◆ Given problem ◆
Produce a verbatim copy of the entries listed below.

________________________

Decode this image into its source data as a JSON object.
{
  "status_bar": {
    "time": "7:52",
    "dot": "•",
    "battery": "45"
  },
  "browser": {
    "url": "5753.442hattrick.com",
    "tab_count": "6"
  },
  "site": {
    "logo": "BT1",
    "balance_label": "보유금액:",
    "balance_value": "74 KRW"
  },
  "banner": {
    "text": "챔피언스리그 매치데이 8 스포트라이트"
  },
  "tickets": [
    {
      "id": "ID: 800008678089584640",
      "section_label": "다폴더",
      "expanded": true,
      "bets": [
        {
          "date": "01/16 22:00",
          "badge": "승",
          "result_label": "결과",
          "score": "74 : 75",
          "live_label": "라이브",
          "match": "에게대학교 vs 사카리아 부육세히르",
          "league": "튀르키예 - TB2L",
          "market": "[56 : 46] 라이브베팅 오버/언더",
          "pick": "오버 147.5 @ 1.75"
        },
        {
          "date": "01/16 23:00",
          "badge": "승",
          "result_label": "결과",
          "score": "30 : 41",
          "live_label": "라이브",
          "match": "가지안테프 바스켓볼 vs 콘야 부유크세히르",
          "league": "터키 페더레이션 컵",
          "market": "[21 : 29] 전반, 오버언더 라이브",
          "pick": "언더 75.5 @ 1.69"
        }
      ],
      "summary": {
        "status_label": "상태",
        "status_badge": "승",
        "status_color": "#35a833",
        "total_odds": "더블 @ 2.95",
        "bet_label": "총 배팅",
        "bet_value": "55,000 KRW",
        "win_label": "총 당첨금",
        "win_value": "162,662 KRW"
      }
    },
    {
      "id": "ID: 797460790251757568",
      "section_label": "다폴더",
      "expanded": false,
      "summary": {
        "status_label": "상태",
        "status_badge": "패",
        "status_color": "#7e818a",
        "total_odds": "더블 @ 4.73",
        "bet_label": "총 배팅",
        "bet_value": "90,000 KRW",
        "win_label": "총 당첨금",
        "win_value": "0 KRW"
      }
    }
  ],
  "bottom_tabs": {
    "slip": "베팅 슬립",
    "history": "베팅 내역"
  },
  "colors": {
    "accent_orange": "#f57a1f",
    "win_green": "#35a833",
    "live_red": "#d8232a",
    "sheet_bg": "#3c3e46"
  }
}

________________________

◆ Output of the task ◆
Decode this image into its source data as a JSON object.
{
  "status_bar": {
    "time": "7:52",
    "dot": "•",
    "battery": "45"
  },
  "browser": {
    "url": "5753.442hattrick.com",
    "tab_count": "6"
  },
  "site": {
    "logo": "BT1",
    "balance_label": "보유금액:",
    "balance_value": "74 KRW"
  },
  "banner": {
    "text": "챔피언스리그 매치데이 8 스포트라이트"
  },
  "tickets": [
    {
      "id": "ID: 800008678089584640",
      "section_label": "다폴더",
      "expanded": true,
      "bets": [
        {
          "date": "01/16 22:00",
          "badge": "승",
          "result_label": "결과",
          "score": "74 : 75",
          "live_label": "라이브",
          "match": "에게대학교 vs 사카리아 부육세히르",
          "league": "튀르키예 - TB2L",
          "market": "[56 : 46] 라이브베팅 오버/언더",
          "pick": "오버 147.5 @ 1.75"
        },
        {
          "date": "01/16 23:00",
          "badge": "승",
          "result_label": "결과",
          "score": "30 : 41",
          "live_label": "라이브",
          "match": "가지안테프 바스켓볼 vs 콘야 부유크세히르",
          "league": "터키 페더레이션 컵",
          "market": "[21 : 29] 전반, 오버언더 라이브",
          "pick": "언더 75.5 @ 1.69"
        }
      ],
      "summary": {
        "status_label": "상태",
        "status_badge": "승",
        "status_color": "#35a833",
        "total_odds": "더블 @ 2.95",
        "bet_label": "총 배팅",
        "bet_value": "55,000 KRW",
        "win_label": "총 당첨금",
        "win_value": "162,662 KRW"
      }
    },
    {
      "id": "ID: 797460790251757568",
      "section_label": "다폴더",
      "expanded": false,
      "summary": {
        "status_label": "상태",
        "status_badge": "패",
        "status_color": "#7e818a",
        "total_odds": "더블 @ 4.73",
        "bet_label": "총 배팅",
        "bet_value": "90,000 KRW",
        "win_label": "총 당첨금",
        "win_value": "0 KRW"
      }
    }
  ],
  "bottom_tabs": {
    "slip": "베팅 슬립",
    "history": "베팅 내역"
  },
  "colors": {
    "accent_orange": "#f57a1f",
    "win_green": "#35a833",
    "live_red": "#d8232a",
    "sheet_bg": "#3c3e46"
  }
}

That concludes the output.